**Study questions**
(1) Using the Liam Kerrigan profile, mark each statement yes or no, and back each one with the words from the profile that decide it: (a) Kerrigan tore his anterior cruciate ligament in September 2022. (b) His loan move to Novara was to a Serie B club. (c) He signed a three-year contract with Renate.
(2) According to the Liam Kerrigan profile, which team was Kerrigan playing against when he made his league debut for Como?

Liam Kerrigan

Personal information
- Full name: Liam Thomas Kerrigan
- Date of birth: 9 May 2000 (age 26)
- Place of birth: Sligo, Ireland
- Height: 1.71 m (5 ft 7 in)
- Positions: Midfielder; winger; striker;

Team information
- Current team: Renate
- Number: 47

Youth career
- 2015–2018: Sligo Rovers

Senior career*
- Years: Team / Apps / (Gls)
- 2018–2019: Sligo Rovers / 23 / (0)
- 2019–2022: UCD / 74 / (20)
- 2022–2025: Como / 12 / (1)
- 2024: → Novara (loan) / 9 / (0)
- 2024–2025: → Beveren (loan) / 25 / (1)
- 2025–2026: Ternana / 16 / (4)
- 2026–: Renate / 0 / (0)

International career
- 2022: Republic of Ireland U21 / 3 / (1)

= Liam Kerrigan =

Irish footballer (born 2000)

Liam Thomas Kerrigan (born 9 May 2000) is an Irish professional footballer who plays as a forward for club AC Renate.

==Club career==
Tubbercurry, County Sligo native Kerrigan started his career with Sligo Rovers. After three years with UCD, he signed for Como in Serie B in July 2022. On 21 August 2022, Kerrigan made his league debut for the club and also scored his first goal for the club in a 2–2 draw away to Pisa. Kerrigan suffered a long term injury in September 2022, tearing his anterior cruciate ligament. He made his return on 13 August 2023, when he made his first appearance in just under a year by coming off the bench in a 1–0 loss away to Serie A side Lecce in the Coppa Italia.

On 26 January 2024, Kerrigan moved on loan to Serie C club Novara until the end of the season.

On 30 August 2024, Kerrigan signed for Belgian side Beveren on loan.

On 21 August 2025, Kerrigan signed a two-year contract with Serie C side Ternana. He scored 4 goals in 20 appearances with Ternana, before departing the club at the end of the season after they entered bankruptcy, with the squad not paid several months of their wages.

On 14 July 2026, Kerrigan signed a two-year contract with Serie C club Renate.

==Personal life==
His brother Sean Kerrigan is a professional footballer. The pair are first cousins of Johnny Kenny, who is also a professional footballer, playing for Scottish Premiership champions Celtic.

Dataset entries
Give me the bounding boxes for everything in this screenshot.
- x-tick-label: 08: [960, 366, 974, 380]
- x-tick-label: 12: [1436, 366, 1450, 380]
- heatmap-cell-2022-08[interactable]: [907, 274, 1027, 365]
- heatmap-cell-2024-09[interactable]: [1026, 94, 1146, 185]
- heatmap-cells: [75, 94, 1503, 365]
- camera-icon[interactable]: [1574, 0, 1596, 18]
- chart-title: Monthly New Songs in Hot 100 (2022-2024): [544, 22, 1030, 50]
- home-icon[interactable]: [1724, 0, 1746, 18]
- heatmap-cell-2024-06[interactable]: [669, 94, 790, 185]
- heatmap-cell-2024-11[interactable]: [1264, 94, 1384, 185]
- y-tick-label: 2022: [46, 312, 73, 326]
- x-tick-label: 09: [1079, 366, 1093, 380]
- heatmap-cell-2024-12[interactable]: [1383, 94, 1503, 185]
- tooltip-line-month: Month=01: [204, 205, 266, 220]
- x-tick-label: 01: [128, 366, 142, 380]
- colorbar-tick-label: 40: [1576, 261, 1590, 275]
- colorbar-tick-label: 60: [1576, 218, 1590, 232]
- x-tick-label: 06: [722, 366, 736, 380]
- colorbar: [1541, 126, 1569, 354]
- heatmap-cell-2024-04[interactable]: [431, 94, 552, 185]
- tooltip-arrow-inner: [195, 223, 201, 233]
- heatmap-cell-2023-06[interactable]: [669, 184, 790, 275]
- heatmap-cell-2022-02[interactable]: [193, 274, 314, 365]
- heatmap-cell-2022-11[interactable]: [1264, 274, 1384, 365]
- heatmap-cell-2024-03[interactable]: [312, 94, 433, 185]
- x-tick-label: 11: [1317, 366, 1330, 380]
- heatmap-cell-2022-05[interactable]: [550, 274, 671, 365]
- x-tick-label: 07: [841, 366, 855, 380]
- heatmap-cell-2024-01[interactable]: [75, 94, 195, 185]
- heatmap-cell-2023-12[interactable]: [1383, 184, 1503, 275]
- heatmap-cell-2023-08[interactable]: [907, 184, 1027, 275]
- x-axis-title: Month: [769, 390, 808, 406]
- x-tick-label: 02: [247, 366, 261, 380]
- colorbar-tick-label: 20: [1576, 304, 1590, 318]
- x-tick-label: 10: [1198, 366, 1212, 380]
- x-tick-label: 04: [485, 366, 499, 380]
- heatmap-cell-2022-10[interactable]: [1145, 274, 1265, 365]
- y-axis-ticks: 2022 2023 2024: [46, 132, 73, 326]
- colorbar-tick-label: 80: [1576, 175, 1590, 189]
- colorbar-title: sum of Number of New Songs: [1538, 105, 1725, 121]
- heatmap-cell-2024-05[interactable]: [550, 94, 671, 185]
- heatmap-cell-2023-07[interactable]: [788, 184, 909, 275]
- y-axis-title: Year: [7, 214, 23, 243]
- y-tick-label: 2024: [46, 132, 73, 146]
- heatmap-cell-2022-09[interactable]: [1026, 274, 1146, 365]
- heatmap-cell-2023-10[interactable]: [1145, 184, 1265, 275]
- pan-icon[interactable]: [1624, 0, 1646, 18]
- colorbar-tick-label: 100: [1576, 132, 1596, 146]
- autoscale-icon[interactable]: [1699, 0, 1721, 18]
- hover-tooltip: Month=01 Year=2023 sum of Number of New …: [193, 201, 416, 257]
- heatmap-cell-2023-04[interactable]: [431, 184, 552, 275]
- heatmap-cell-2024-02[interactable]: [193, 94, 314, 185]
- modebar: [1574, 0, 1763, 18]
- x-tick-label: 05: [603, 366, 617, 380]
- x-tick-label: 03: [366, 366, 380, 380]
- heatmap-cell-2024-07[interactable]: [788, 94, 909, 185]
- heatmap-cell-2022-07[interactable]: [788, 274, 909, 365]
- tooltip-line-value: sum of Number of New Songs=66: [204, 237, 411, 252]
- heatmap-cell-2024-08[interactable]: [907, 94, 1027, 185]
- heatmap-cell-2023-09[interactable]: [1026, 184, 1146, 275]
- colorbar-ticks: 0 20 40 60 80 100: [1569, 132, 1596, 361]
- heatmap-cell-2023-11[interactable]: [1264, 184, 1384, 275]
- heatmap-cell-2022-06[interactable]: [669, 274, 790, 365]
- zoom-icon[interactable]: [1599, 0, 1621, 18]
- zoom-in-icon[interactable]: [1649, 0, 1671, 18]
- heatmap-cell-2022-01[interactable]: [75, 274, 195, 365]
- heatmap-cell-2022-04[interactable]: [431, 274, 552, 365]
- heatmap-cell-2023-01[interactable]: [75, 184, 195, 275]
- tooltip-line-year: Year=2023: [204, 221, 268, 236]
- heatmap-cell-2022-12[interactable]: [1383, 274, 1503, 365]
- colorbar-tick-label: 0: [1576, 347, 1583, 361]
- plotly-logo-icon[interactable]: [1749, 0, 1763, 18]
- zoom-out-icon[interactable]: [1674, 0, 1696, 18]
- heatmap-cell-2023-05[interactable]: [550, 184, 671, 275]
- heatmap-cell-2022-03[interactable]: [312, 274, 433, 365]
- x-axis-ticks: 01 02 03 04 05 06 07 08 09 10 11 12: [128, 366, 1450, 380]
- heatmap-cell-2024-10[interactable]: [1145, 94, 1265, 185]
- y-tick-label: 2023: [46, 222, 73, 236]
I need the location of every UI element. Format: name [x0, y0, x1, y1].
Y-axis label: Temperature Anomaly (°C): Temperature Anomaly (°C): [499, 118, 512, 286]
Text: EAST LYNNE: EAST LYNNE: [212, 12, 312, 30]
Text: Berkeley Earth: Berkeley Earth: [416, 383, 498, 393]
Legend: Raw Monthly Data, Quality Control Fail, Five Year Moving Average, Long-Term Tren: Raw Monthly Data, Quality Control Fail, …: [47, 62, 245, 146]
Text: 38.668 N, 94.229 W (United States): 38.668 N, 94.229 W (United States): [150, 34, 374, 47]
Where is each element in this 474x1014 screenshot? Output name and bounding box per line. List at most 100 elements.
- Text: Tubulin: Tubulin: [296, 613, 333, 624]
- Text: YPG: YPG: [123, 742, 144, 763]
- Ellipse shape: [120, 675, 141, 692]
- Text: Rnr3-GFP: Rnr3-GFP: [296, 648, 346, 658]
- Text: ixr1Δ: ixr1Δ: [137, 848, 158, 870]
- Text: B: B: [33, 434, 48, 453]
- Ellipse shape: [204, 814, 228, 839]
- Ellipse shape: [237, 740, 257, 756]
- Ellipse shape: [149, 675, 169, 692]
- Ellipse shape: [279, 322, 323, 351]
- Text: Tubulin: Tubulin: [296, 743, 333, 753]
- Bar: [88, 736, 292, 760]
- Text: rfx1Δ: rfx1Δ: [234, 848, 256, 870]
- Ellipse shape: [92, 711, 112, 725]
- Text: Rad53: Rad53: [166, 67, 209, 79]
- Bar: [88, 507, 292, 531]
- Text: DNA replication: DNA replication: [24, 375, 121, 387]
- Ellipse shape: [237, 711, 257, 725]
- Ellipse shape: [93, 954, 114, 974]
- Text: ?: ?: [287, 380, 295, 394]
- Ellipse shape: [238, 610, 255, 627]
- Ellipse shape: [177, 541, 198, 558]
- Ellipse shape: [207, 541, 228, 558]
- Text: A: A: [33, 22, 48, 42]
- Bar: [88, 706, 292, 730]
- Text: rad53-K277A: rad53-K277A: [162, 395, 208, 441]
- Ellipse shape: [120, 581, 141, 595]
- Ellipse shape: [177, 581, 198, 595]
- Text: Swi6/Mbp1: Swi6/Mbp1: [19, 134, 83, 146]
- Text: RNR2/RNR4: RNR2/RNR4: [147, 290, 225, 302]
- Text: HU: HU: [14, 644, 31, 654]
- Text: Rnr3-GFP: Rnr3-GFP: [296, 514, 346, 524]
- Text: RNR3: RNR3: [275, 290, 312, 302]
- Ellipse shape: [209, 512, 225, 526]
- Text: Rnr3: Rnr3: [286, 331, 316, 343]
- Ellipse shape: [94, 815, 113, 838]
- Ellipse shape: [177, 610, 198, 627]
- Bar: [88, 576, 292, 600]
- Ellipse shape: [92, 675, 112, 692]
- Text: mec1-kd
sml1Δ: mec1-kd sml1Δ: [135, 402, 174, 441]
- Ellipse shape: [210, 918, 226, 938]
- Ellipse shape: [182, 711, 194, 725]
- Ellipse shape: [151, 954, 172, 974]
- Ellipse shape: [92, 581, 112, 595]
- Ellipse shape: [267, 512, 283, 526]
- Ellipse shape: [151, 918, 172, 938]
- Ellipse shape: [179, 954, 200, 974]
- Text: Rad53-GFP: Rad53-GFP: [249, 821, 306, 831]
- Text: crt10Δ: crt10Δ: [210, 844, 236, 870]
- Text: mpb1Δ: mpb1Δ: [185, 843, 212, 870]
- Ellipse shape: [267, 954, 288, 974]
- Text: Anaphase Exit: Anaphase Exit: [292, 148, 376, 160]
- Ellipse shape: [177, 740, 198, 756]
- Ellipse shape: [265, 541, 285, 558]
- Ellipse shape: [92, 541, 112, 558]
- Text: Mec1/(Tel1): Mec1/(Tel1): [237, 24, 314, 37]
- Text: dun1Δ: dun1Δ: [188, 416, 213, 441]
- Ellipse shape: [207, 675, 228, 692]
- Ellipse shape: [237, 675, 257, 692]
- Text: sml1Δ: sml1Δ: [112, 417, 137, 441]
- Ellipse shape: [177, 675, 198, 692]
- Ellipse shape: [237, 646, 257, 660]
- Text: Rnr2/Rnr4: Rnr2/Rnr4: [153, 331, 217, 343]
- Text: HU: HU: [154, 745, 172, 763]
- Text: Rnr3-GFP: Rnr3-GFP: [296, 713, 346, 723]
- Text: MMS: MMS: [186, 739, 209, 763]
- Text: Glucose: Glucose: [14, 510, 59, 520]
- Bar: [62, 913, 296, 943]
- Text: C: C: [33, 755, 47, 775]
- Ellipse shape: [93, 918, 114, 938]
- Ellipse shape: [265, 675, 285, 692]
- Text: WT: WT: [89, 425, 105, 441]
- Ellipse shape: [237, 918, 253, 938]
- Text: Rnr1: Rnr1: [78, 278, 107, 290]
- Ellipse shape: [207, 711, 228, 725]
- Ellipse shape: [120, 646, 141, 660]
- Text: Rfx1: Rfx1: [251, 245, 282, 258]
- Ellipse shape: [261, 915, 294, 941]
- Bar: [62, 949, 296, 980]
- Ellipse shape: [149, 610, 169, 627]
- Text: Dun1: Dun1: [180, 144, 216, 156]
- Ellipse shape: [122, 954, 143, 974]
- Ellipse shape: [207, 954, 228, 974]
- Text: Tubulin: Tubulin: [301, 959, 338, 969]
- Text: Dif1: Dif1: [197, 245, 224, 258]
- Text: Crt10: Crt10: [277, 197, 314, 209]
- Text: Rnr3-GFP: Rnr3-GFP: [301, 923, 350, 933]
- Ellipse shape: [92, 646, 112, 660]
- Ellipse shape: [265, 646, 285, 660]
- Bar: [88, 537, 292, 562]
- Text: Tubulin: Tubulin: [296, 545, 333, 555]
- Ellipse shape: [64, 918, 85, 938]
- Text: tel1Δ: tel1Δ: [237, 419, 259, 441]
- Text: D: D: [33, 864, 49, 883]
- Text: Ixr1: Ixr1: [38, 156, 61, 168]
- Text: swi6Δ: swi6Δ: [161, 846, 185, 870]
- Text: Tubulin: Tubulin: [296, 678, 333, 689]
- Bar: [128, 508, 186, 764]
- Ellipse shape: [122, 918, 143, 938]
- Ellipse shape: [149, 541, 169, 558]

**Results for the exercise**
(1)
(a) Yes: "Kerrigan suffered a long term injury in September 2022, tearing his anterior cruciate ligament."
(b) No: "Kerrigan moved on loan to Serie C club Novara until the end of the season."
(c) No: "Kerrigan signed a two-year contract with Serie C club Renate."

(2) Pisa, in a 2–2 away draw.